* BEGIN Data excerpts *

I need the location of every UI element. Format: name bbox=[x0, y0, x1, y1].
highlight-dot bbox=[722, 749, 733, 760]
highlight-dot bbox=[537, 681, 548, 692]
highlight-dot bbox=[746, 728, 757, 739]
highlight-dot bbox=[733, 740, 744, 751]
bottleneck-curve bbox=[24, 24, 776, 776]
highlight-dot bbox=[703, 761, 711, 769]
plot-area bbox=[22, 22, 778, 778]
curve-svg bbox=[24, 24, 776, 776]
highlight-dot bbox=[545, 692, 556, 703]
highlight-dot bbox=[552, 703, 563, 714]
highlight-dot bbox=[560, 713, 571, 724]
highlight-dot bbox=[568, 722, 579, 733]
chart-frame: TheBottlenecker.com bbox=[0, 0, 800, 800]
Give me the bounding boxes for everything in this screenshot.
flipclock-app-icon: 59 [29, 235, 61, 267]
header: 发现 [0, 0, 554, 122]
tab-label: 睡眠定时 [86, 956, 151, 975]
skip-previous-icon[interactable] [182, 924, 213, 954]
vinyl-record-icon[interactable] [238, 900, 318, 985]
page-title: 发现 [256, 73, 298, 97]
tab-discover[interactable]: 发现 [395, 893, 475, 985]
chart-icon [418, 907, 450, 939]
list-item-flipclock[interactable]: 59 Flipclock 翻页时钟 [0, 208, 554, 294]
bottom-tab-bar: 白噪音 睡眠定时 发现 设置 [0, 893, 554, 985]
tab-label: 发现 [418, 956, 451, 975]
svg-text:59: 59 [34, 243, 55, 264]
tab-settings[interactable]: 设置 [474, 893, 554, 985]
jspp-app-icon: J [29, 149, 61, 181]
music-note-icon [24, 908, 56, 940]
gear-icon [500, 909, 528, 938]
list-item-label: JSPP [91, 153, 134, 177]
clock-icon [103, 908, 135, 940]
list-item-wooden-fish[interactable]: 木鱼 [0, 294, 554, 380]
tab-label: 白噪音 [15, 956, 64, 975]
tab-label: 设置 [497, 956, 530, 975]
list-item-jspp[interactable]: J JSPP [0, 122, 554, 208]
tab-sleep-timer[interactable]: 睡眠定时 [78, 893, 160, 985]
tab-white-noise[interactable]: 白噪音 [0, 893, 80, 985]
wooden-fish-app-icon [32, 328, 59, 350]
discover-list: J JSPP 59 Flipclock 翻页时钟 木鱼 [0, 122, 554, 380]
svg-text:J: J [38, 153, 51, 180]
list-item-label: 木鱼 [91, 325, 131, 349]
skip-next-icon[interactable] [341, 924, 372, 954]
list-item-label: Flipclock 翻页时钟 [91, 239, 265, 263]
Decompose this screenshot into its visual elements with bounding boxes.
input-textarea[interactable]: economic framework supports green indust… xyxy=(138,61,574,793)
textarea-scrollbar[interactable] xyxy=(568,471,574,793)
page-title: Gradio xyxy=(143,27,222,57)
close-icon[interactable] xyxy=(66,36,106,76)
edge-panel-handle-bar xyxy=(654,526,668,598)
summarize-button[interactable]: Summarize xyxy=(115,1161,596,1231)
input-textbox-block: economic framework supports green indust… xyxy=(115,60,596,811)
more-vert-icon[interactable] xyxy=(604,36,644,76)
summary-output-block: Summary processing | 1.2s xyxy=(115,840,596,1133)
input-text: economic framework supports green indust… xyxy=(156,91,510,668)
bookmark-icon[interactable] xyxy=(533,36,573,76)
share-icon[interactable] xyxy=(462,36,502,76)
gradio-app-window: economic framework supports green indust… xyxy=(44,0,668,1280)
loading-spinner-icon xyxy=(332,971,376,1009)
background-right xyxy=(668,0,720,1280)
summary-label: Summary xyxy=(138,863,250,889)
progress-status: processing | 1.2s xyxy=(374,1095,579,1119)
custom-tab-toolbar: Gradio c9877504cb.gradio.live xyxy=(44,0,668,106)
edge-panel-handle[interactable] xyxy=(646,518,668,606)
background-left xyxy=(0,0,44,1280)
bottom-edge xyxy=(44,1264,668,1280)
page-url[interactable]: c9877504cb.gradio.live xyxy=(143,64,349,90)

* END Data excerpts *

* What to work on: Return every line of the listing above verbatim, in its original order, with no changes.

* The result:
I need the location of every UI element. Format: name bbox=[x0, y0, x1, y1].
highlight-dot bbox=[722, 749, 733, 760]
highlight-dot bbox=[537, 681, 548, 692]
highlight-dot bbox=[746, 728, 757, 739]
highlight-dot bbox=[733, 740, 744, 751]
bottleneck-curve bbox=[24, 24, 776, 776]
highlight-dot bbox=[703, 761, 711, 769]
plot-area bbox=[22, 22, 778, 778]
curve-svg bbox=[24, 24, 776, 776]
highlight-dot bbox=[545, 692, 556, 703]
highlight-dot bbox=[552, 703, 563, 714]
highlight-dot bbox=[560, 713, 571, 724]
highlight-dot bbox=[568, 722, 579, 733]
chart-frame: TheBottlenecker.com bbox=[0, 0, 800, 800]
Give me the bounding boxes for everything in this screenshot.
flipclock-app-icon: 59 [29, 235, 61, 267]
header: 发现 [0, 0, 554, 122]
tab-label: 睡眠定时 [86, 956, 151, 975]
skip-previous-icon[interactable] [182, 924, 213, 954]
vinyl-record-icon[interactable] [238, 900, 318, 985]
page-title: 发现 [256, 73, 298, 97]
tab-discover[interactable]: 发现 [395, 893, 475, 985]
chart-icon [418, 907, 450, 939]
list-item-flipclock[interactable]: 59 Flipclock 翻页时钟 [0, 208, 554, 294]
bottom-tab-bar: 白噪音 睡眠定时 发现 设置 [0, 893, 554, 985]
tab-label: 发现 [418, 956, 451, 975]
svg-text:59: 59 [34, 243, 55, 264]
tab-settings[interactable]: 设置 [474, 893, 554, 985]
jspp-app-icon: J [29, 149, 61, 181]
music-note-icon [24, 908, 56, 940]
gear-icon [500, 909, 528, 938]
list-item-label: JSPP [91, 153, 134, 177]
clock-icon [103, 908, 135, 940]
list-item-wooden-fish[interactable]: 木鱼 [0, 294, 554, 380]
tab-label: 白噪音 [15, 956, 64, 975]
tab-label: 设置 [497, 956, 530, 975]
list-item-jspp[interactable]: J JSPP [0, 122, 554, 208]
tab-sleep-timer[interactable]: 睡眠定时 [78, 893, 160, 985]
tab-white-noise[interactable]: 白噪音 [0, 893, 80, 985]
wooden-fish-app-icon [32, 328, 59, 350]
discover-list: J JSPP 59 Flipclock 翻页时钟 木鱼 [0, 122, 554, 380]
svg-text:J: J [38, 153, 51, 180]
list-item-label: 木鱼 [91, 325, 131, 349]
skip-next-icon[interactable] [341, 924, 372, 954]
list-item-label: Flipclock 翻页时钟 [91, 239, 265, 263]
Decompose this screenshot into its visual elements with bounding boxes.
input-textarea[interactable]: economic framework supports green indust… xyxy=(138,61,574,793)
textarea-scrollbar[interactable] xyxy=(568,471,574,793)
page-title: Gradio xyxy=(143,27,222,57)
close-icon[interactable] xyxy=(66,36,106,76)
edge-panel-handle-bar xyxy=(654,526,668,598)
summarize-button[interactable]: Summarize xyxy=(115,1161,596,1231)
input-textbox-block: economic framework supports green indust… xyxy=(115,60,596,811)
more-vert-icon[interactable] xyxy=(604,36,644,76)
summary-output-block: Summary processing | 1.2s xyxy=(115,840,596,1133)
input-text: economic framework supports green indust… xyxy=(156,91,510,668)
bookmark-icon[interactable] xyxy=(533,36,573,76)
share-icon[interactable] xyxy=(462,36,502,76)
gradio-app-window: economic framework supports green indust… xyxy=(44,0,668,1280)
loading-spinner-icon xyxy=(332,971,376,1009)
background-right xyxy=(668,0,720,1280)
summary-label: Summary xyxy=(138,863,250,889)
progress-status: processing | 1.2s xyxy=(374,1095,579,1119)
custom-tab-toolbar: Gradio c9877504cb.gradio.live xyxy=(44,0,668,106)
edge-panel-handle[interactable] xyxy=(646,518,668,606)
background-left xyxy=(0,0,44,1280)
bottom-edge xyxy=(44,1264,668,1280)
page-url[interactable]: c9877504cb.gradio.live xyxy=(143,64,349,90)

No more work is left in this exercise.